→ **Text provided**
# Any info on these old ID12's?



## loNote (Nov 26, 2007)

I got these a couple days ago thinking I was buying IDQ's. Turns out these are ID12 single 8 ohm. I can not find any info on these particular subs. I may swap them in place of my Shiva MKIII subs in my HT boxes and see how they do.


----------



## SoundJunkie (Dec 3, 2008)

The IDQ V2's were more for sq and small sealed enclosures. The ID V2's, from memory, were more of an spl oriented sub. I believe the 12 likes about 2 cubes ported and 250-350 watts. Should do nicely as a ht sub.

Sent from my DROID RAZR using Tapatalk 2


----------



## STROKD (Jan 24, 2013)

→ **Material**
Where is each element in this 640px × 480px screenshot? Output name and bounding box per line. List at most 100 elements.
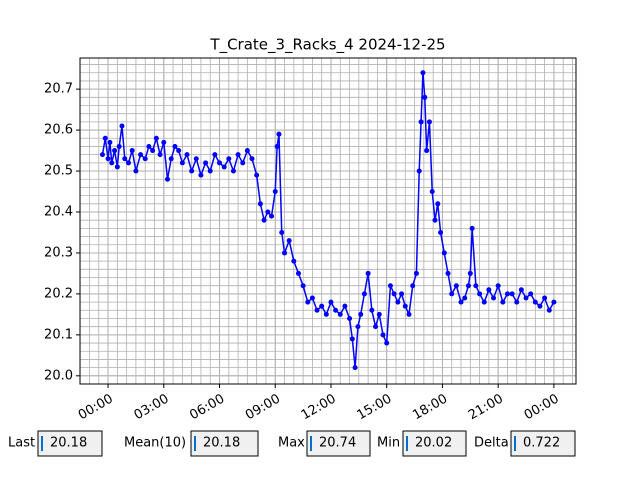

→ **What to produce**
Carry the forum thread about the old ID12 subwoofers forward from the point where it stops. The listing is separate material, unrelated to the ID12 subwoofer thread.

→ **Answer to the problem**
SoundJunkie said:


> The IDQ V2's were more for sq and small sealed enclosures. The ID V2's, from memory, were more of an spl oriented sub. I believe the 12 likes about 2 cubes ported and 250-350 watts. Should do nicely as a ht sub.
> 
> Sent from my DROID RAZR using Tapatalk 2


I believe this is correct... I have an IDQ v2 in a TINY box because its the best sounding small box speaker I have heard or could locate... The IDs like larger boxes.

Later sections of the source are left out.